Extract the line that contains "Output a JSON" and every line after it through the end of the records below, exactly as written, leaving out any pictures.

Dataset excerpts:
━━━━━━━━

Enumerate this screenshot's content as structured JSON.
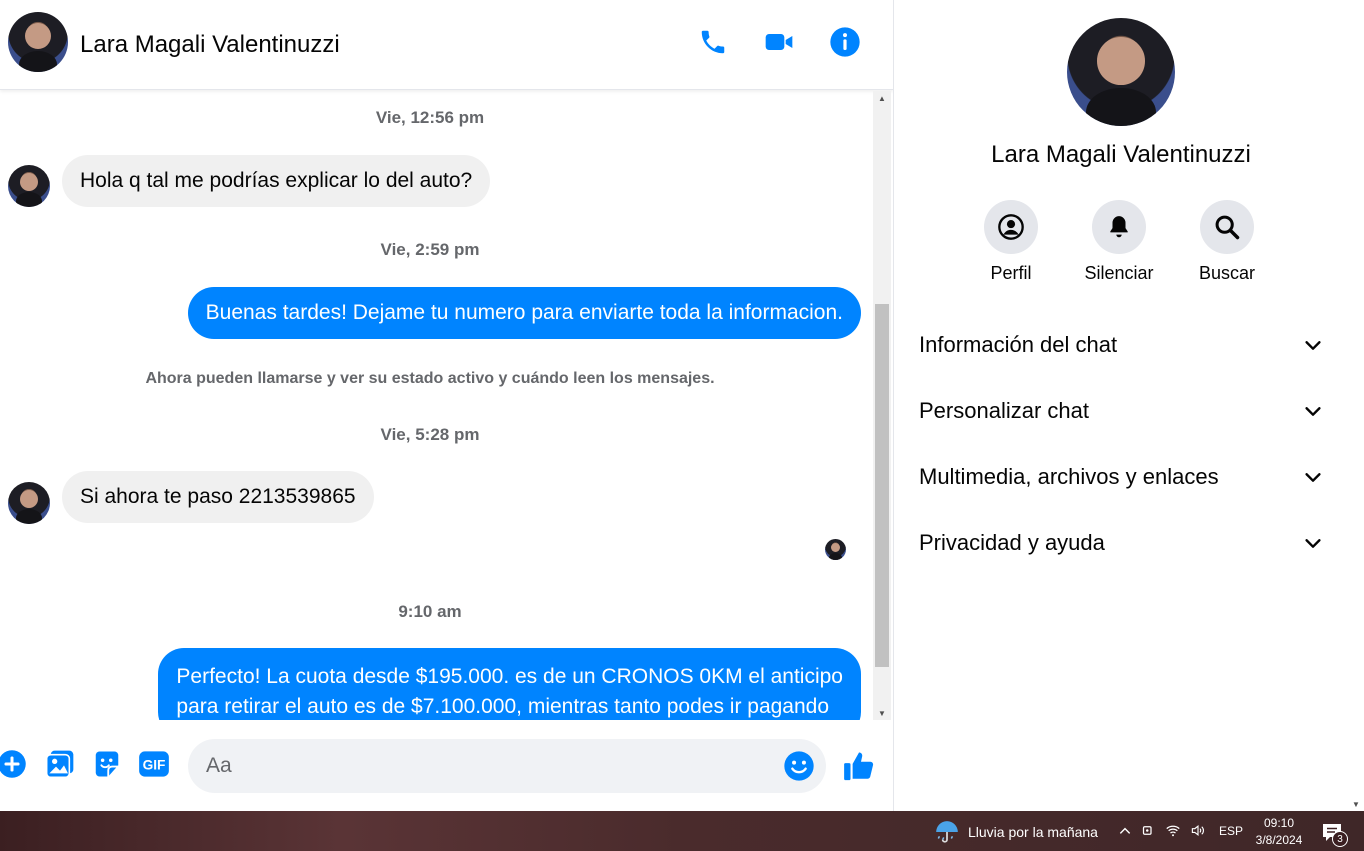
{
  "header": {
    "contact_name": "Lara Magali Valentinuzzi",
    "icons": [
      "phone-icon",
      "video-camera-icon",
      "info-icon"
    ],
    "accent_color": "#0084ff"
  },
  "messages": {
    "ts1": "Vie, 12:56 pm",
    "msg1": "Hola q tal me podrías explicar lo del auto?",
    "ts2": "Vie, 2:59 pm",
    "msg2": "Buenas tardes! Dejame tu numero para enviarte toda la informacion.",
    "system_note": "Ahora pueden llamarse y ver su estado activo y cuándo leen los mensajes.",
    "ts3": "Vie, 5:28 pm",
    "msg3": "Si ahora te paso 2213539865",
    "ts4": "9:10 am",
    "msg4_line1": "Perfecto! La cuota desde $195.000. es de un CRONOS 0KM el anticipo",
    "msg4_line2": "para retirar el auto es de $7.100.000, mientras tanto podes ir pagando"
  },
  "composer": {
    "placeholder": "Aa",
    "icons": [
      "plus-circle-icon",
      "gallery-icon",
      "sticker-icon",
      "gif-icon",
      "emoji-icon",
      "thumbs-up-icon"
    ],
    "gif_label": "GIF"
  },
  "panel": {
    "contact_name": "Lara Magali Valentinuzzi",
    "actions": [
      {
        "label": "Perfil",
        "icon": "profile-icon"
      },
      {
        "label": "Silenciar",
        "icon": "bell-icon"
      },
      {
        "label": "Buscar",
        "icon": "search-icon"
      }
    ],
    "sections": [
      "Información del chat",
      "Personalizar chat",
      "Multimedia, archivos y enlaces",
      "Privacidad y ayuda"
    ]
  },
  "taskbar": {
    "weather": "Lluvia por la mañana",
    "language": "ESP",
    "time": "09:10",
    "date": "3/8/2024",
    "notification_count": "3"
  }
}
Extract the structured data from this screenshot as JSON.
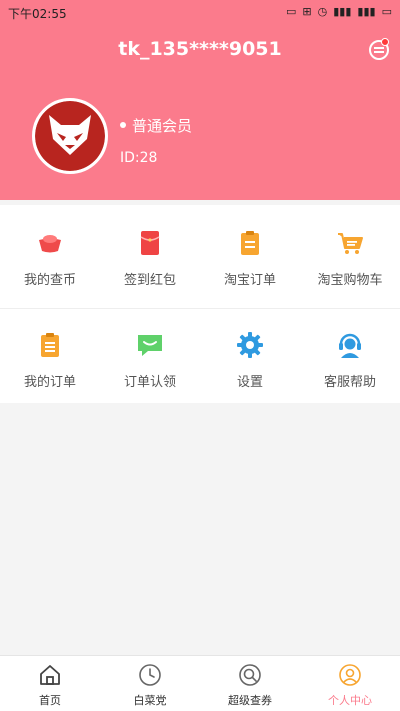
{
  "status_bar": {
    "time": "下午02:55"
  },
  "header": {
    "title": "tk_135****9051"
  },
  "profile": {
    "member_level": "普通会员",
    "id_text": "ID:28"
  },
  "grid": [
    {
      "label": "我的查币",
      "icon": "gold-ingot-icon"
    },
    {
      "label": "签到红包",
      "icon": "red-envelope-icon"
    },
    {
      "label": "淘宝订单",
      "icon": "clipboard-icon"
    },
    {
      "label": "淘宝购物车",
      "icon": "shopping-cart-icon"
    },
    {
      "label": "我的订单",
      "icon": "order-list-icon"
    },
    {
      "label": "订单认领",
      "icon": "chat-bubble-icon"
    },
    {
      "label": "设置",
      "icon": "gear-icon"
    },
    {
      "label": "客服帮助",
      "icon": "customer-service-icon"
    }
  ],
  "tabs": [
    {
      "label": "首页",
      "icon": "home-icon",
      "active": false
    },
    {
      "label": "白菜党",
      "icon": "clock-icon",
      "active": false
    },
    {
      "label": "超级查券",
      "icon": "search-coupon-icon",
      "active": false
    },
    {
      "label": "个人中心",
      "icon": "user-icon",
      "active": true
    }
  ],
  "colors": {
    "brand": "#fb7b8c",
    "background": "#f4f4f4"
  }
}
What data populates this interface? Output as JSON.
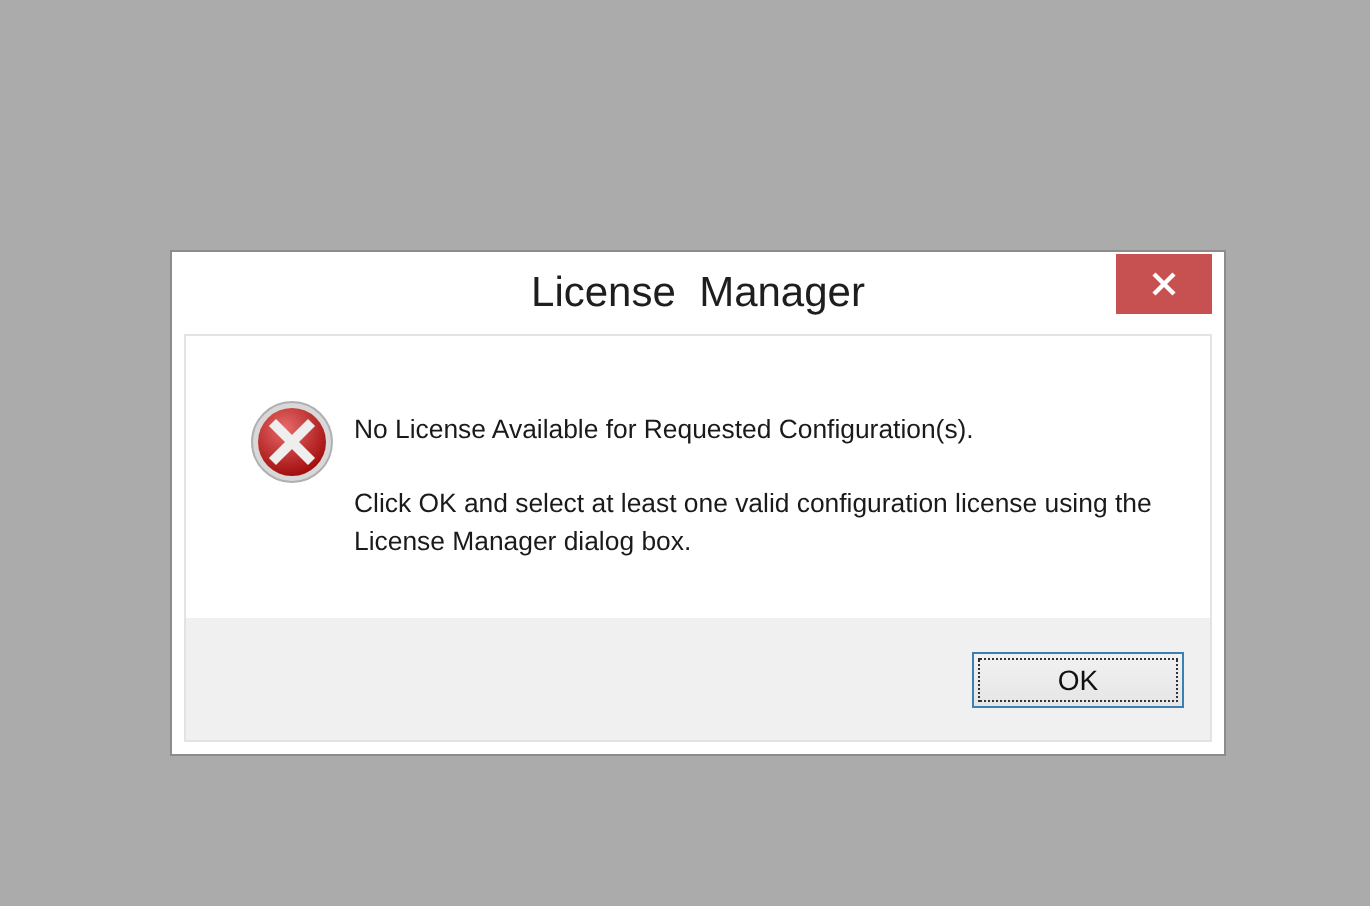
{
  "window": {
    "title": "License  Manager"
  },
  "message": {
    "heading": "No License Available for Requested Configuration(s).",
    "body": "Click OK and select at least one valid configuration license using the License Manager dialog box."
  },
  "buttons": [
    {
      "label": "OK",
      "focused": true
    }
  ]
}
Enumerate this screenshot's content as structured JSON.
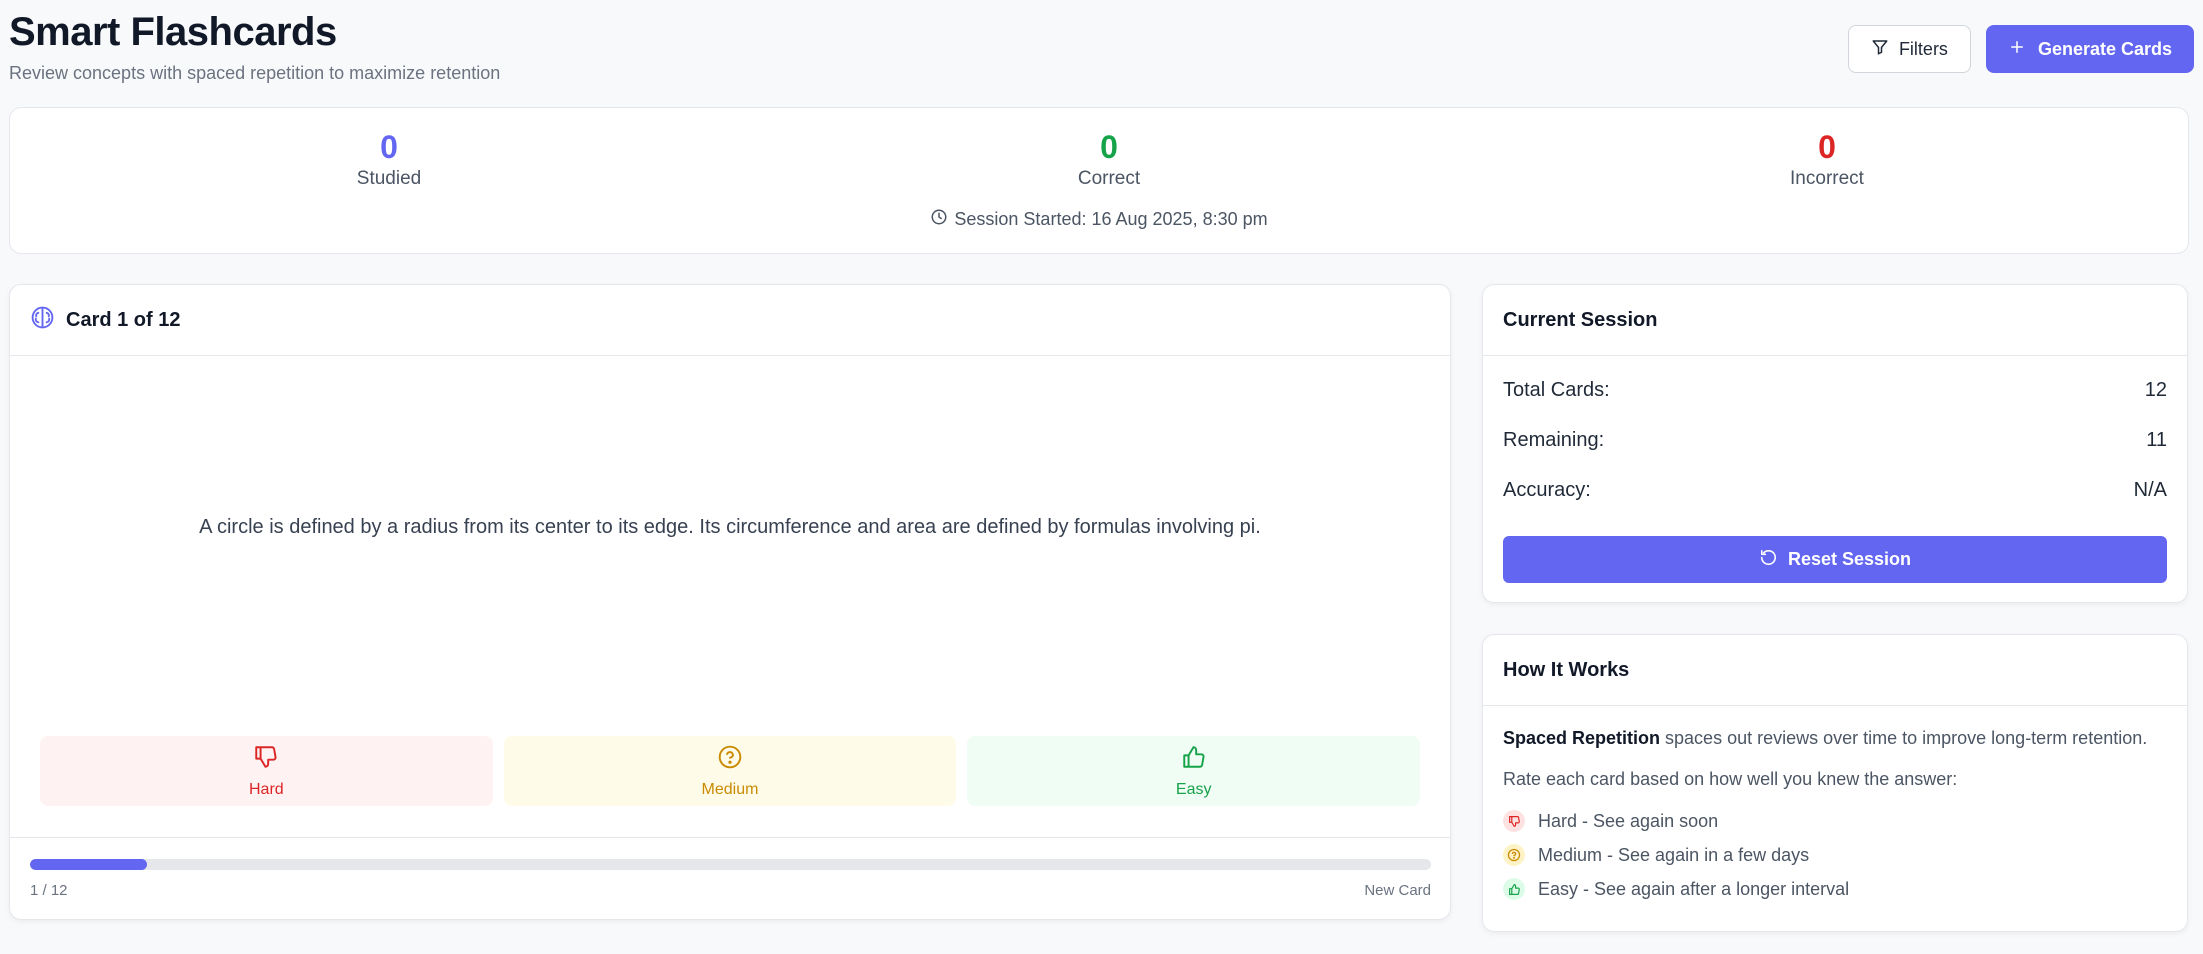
{
  "header": {
    "title": "Smart Flashcards",
    "subtitle": "Review concepts with spaced repetition to maximize retention",
    "filters_label": "Filters",
    "generate_label": "Generate Cards"
  },
  "stats": {
    "studied": {
      "value": "0",
      "label": "Studied"
    },
    "correct": {
      "value": "0",
      "label": "Correct"
    },
    "incorrect": {
      "value": "0",
      "label": "Incorrect"
    },
    "session_started": "Session Started: 16 Aug 2025, 8:30 pm"
  },
  "card": {
    "title": "Card 1 of 12",
    "text": "A circle is defined by a radius from its center to its edge. Its circumference and area are defined by formulas involving pi.",
    "ratings": {
      "hard": "Hard",
      "medium": "Medium",
      "easy": "Easy"
    },
    "progress_label": "1 / 12",
    "progress_fraction": 0.0833,
    "status": "New Card"
  },
  "session": {
    "title": "Current Session",
    "rows": [
      {
        "label": "Total Cards:",
        "value": "12"
      },
      {
        "label": "Remaining:",
        "value": "11"
      },
      {
        "label": "Accuracy:",
        "value": "N/A"
      }
    ],
    "reset_label": "Reset Session"
  },
  "how_it_works": {
    "title": "How It Works",
    "intro_bold": "Spaced Repetition",
    "intro_rest": " spaces out reviews over time to improve long-term retention.",
    "instruction": "Rate each card based on how well you knew the answer:",
    "legend": [
      "Hard - See again soon",
      "Medium - See again in a few days",
      "Easy - See again after a longer interval"
    ]
  },
  "colors": {
    "accent": "#6366f1",
    "correct": "#16a34a",
    "incorrect": "#dc2626",
    "medium": "#ca8a04"
  }
}
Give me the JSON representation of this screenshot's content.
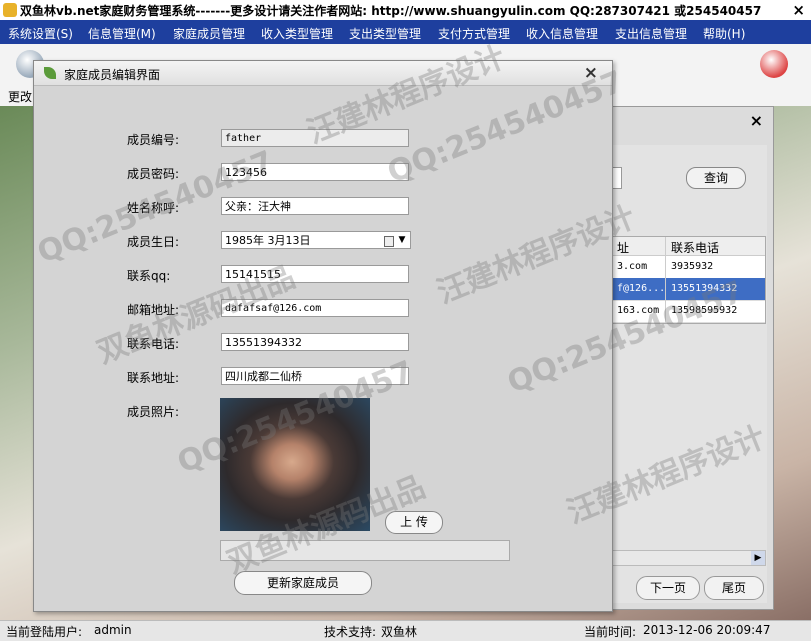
{
  "window": {
    "title": "双鱼林vb.net家庭财务管理系统-------更多设计请关注作者网站:   http://www.shuangyulin.com  QQ:287307421 或254540457"
  },
  "menu": [
    "系统设置(S)",
    "信息管理(M)",
    "家庭成员管理",
    "收入类型管理",
    "支出类型管理",
    "支付方式管理",
    "收入信息管理",
    "支出信息管理",
    "帮助(H)"
  ],
  "toolbar": {
    "label": "更改"
  },
  "dialog": {
    "title": "家庭成员编辑界面",
    "fields": {
      "id_label": "成员编号:",
      "id_value": "father",
      "password_label": "成员密码:",
      "password_value": "123456",
      "name_label": "姓名称呼:",
      "name_value": "父亲：汪大神",
      "birthday_label": "成员生日:",
      "birthday_value": "1985年  3月13日",
      "qq_label": "联系qq:",
      "qq_value": "15141515",
      "email_label": "邮箱地址:",
      "email_value": "dafafsaf@126.com",
      "phone_label": "联系电话:",
      "phone_value": "13551394332",
      "address_label": "联系地址:",
      "address_value": "四川成都二仙桥",
      "photo_label": "成员照片:"
    },
    "upload_label": "上  传",
    "update_label": "更新家庭成员"
  },
  "background_window": {
    "query_label": "查询",
    "columns": [
      "址",
      "联系电话"
    ],
    "rows": [
      [
        "3.com",
        "3935932"
      ],
      [
        "f@126...",
        "13551394332"
      ],
      [
        "163.com",
        "13598595932"
      ]
    ],
    "next_label": "下一页",
    "last_label": "尾页"
  },
  "status": {
    "user_label": "当前登陆用户:",
    "user_value": "admin",
    "support_label": "技术支持:",
    "support_value": "双鱼林",
    "time_label": "当前时间:",
    "time_value": "2013-12-06 20:09:47"
  },
  "watermarks": [
    "QQ:254540457",
    "汪建林程序设计",
    "双鱼林源码出品"
  ],
  "colors": {
    "menubar": "#1e3f9e",
    "selected_row": "#3e6dc4",
    "dialog_bg": "#d4d4d4"
  }
}
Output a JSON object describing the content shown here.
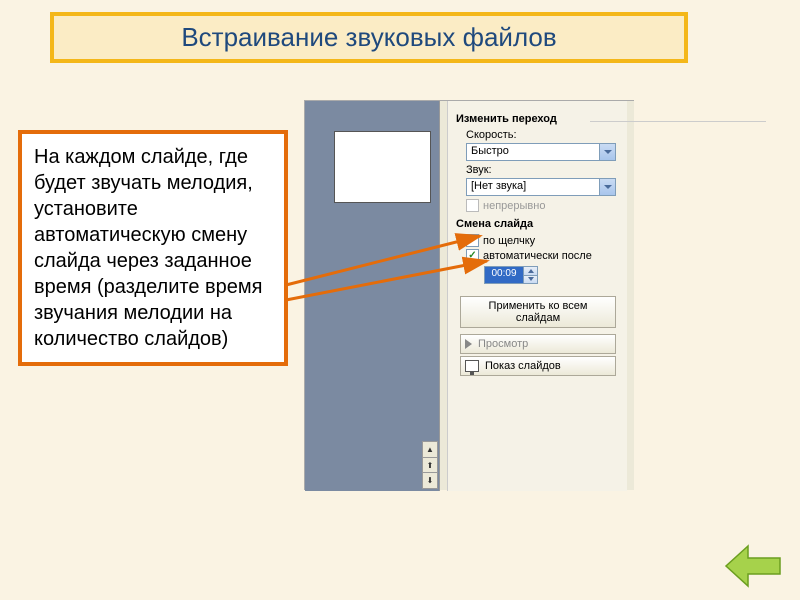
{
  "title": "Встраивание звуковых файлов",
  "instruction": "На каждом слайде, где будет звучать мелодия, установите автоматическую смену слайда через заданное время (разделите время звучания мелодии на количество слайдов)",
  "panel": {
    "heading": "Изменить переход",
    "speed_label": "Скорость:",
    "speed_value": "Быстро",
    "sound_label": "Звук:",
    "sound_value": "[Нет звука]",
    "loop_label": "непрерывно",
    "advance_heading": "Смена слайда",
    "on_click": "по щелчку",
    "auto_after": "автоматически после",
    "time_value": "00:09",
    "apply_all": "Применить ко всем слайдам",
    "play": "Просмотр",
    "slideshow": "Показ слайдов"
  },
  "colors": {
    "accent_orange": "#E46C0A",
    "accent_yellow": "#F4B719",
    "nav_green": "#A6D24B"
  }
}
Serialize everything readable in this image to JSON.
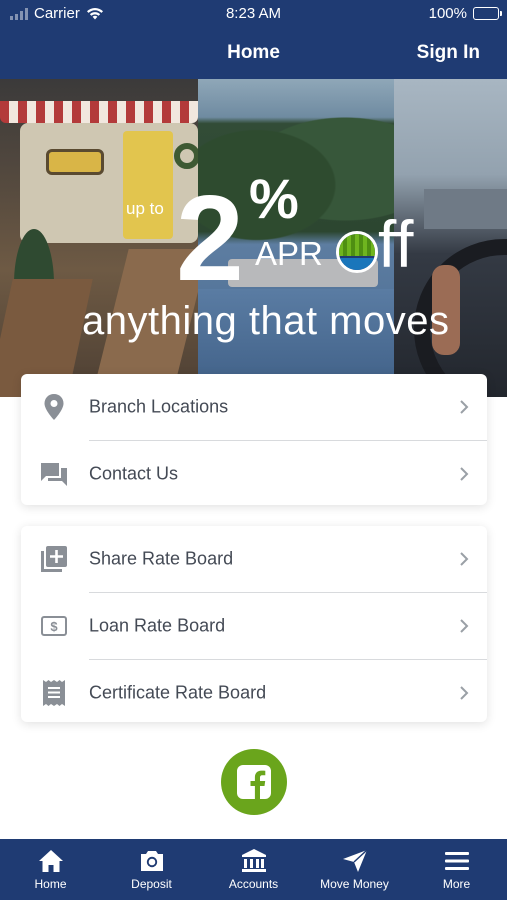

━━━━━━━━

→ Answer for the task:
Output a JSON object describing the content shown here.
{
  "title": "Встраивание звуковых файлов",
  "instruction": "На каждом слайде, где будет звучать мелодия, установите автоматическую смену слайда через заданное время (разделите время звучания мелодии на количество слайдов)",
  "panel": {
    "heading": "Изменить переход",
    "speed_label": "Скорость:",
    "speed_value": "Быстро",
    "sound_label": "Звук:",
    "sound_value": "[Нет звука]",
    "loop_label": "непрерывно",
    "advance_heading": "Смена слайда",
    "on_click": "по щелчку",
    "auto_after": "автоматически после",
    "time_value": "00:09",
    "apply_all": "Применить ко всем слайдам",
    "play": "Просмотр",
    "slideshow": "Показ слайдов"
  },
  "colors": {
    "accent_orange": "#E46C0A",
    "accent_yellow": "#F4B719",
    "nav_green": "#A6D24B"
  }
}
Serialize everything readable in this image to JSON.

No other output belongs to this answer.